[Exercise objective] Lines containing the string "грамотность" are to be counted; report the total by itself.

[Data provided]
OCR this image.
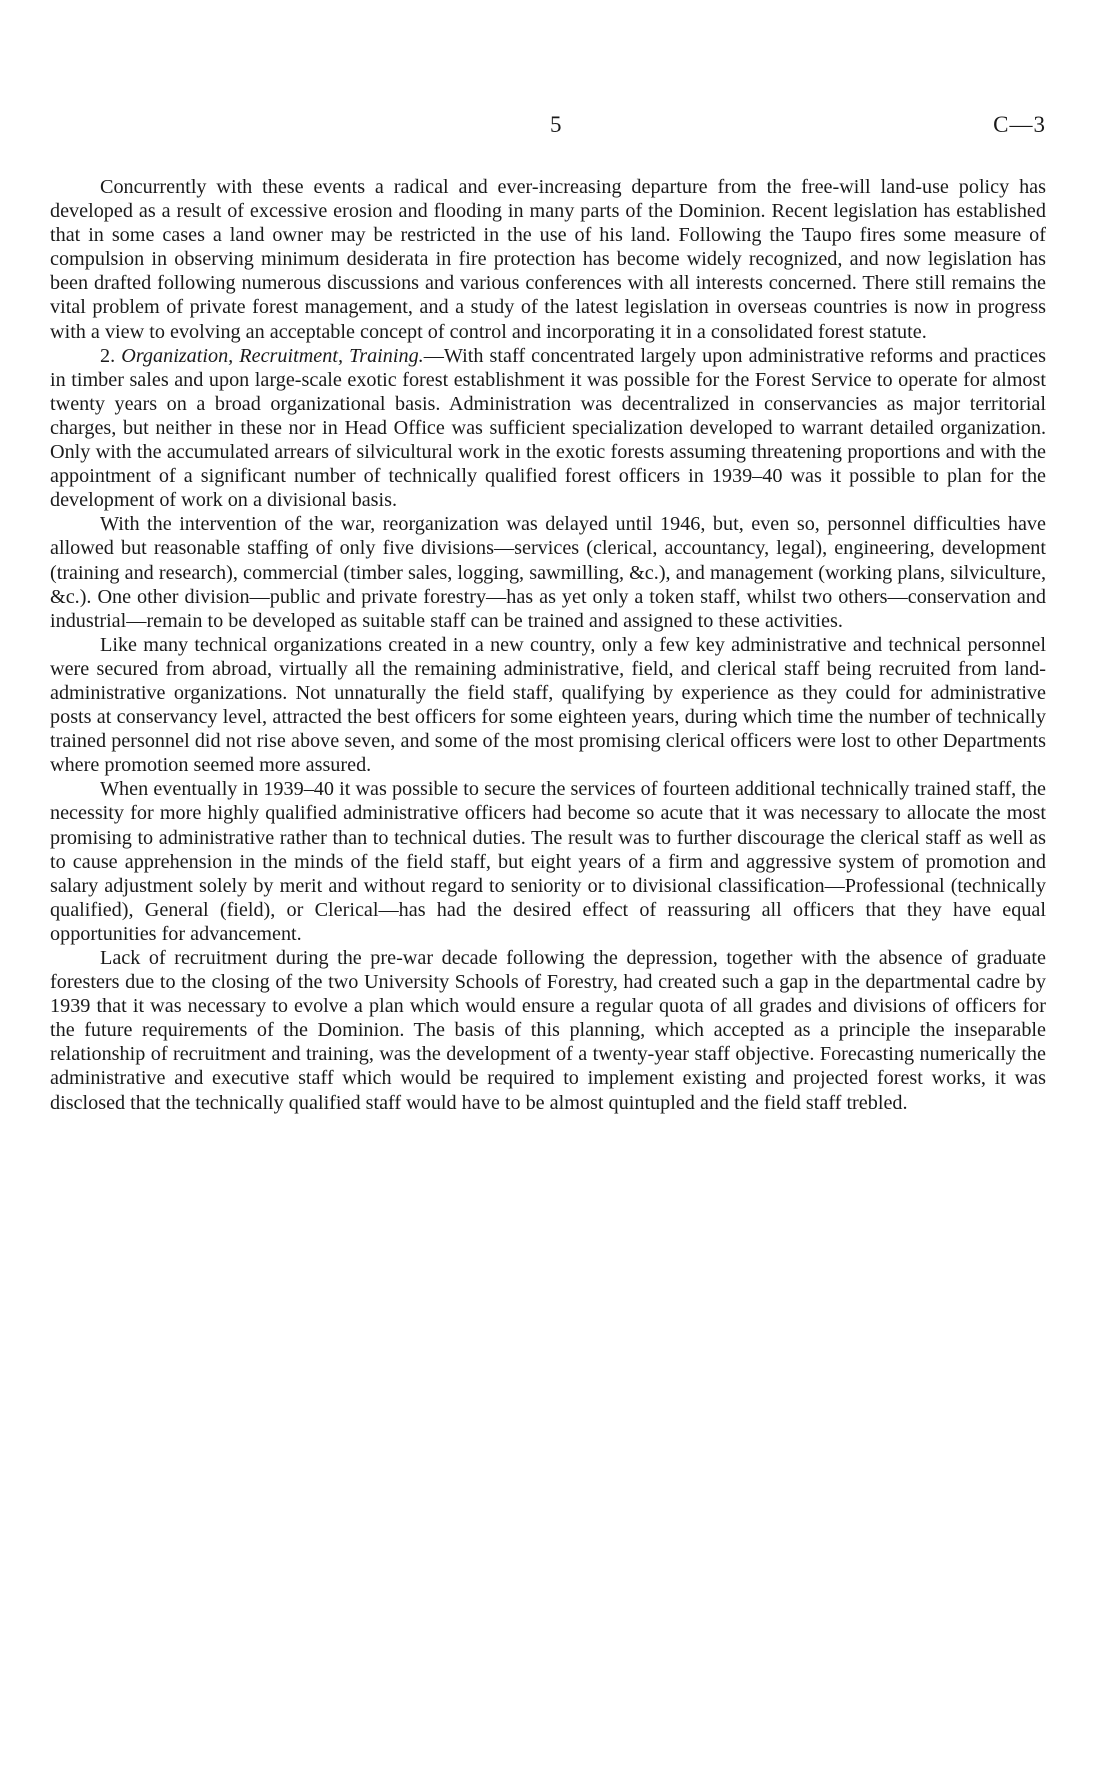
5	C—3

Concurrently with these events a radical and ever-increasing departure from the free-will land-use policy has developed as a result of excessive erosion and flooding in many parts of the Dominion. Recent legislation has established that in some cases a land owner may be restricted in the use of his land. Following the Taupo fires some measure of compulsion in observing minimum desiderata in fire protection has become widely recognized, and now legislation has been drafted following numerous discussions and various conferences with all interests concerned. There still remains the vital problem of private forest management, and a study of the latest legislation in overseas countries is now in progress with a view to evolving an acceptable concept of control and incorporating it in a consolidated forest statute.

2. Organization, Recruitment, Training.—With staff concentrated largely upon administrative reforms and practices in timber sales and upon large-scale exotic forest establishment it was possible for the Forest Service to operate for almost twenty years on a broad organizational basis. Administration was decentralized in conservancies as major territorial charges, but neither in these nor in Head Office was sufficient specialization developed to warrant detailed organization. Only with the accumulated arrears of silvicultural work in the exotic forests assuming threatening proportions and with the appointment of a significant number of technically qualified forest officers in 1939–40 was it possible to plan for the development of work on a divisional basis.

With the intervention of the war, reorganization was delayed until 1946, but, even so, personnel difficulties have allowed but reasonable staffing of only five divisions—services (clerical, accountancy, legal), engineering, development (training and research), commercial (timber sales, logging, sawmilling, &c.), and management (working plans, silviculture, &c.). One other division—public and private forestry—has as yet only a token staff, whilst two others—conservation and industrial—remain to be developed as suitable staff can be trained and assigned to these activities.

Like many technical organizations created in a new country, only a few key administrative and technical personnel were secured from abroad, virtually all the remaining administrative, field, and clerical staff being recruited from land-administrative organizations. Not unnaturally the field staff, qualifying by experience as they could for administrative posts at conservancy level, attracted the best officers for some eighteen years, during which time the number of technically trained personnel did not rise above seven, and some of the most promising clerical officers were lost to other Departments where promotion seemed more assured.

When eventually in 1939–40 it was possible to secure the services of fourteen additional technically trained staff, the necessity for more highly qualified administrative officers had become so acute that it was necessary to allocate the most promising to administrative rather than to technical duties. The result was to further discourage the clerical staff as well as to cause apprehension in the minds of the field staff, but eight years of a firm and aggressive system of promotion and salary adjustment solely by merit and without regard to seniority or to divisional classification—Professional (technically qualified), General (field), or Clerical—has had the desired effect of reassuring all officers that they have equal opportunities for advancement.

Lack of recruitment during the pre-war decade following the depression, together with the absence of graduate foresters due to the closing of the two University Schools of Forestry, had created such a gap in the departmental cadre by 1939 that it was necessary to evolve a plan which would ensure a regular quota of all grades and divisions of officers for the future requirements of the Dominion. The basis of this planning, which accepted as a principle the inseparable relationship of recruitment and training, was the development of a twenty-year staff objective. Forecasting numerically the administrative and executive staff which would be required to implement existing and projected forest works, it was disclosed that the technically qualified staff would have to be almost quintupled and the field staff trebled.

...

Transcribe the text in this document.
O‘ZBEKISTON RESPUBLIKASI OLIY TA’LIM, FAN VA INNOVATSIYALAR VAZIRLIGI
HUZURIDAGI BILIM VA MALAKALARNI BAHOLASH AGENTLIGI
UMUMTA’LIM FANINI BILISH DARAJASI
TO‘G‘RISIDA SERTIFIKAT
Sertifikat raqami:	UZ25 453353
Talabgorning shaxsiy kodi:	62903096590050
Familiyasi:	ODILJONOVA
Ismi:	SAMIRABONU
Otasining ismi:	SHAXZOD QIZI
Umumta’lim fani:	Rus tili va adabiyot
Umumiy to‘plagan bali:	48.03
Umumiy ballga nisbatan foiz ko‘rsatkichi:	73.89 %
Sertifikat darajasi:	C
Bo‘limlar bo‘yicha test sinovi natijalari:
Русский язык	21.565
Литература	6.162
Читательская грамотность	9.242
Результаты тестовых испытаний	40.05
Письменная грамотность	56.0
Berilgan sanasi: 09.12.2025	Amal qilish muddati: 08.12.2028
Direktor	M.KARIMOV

[The reply] 2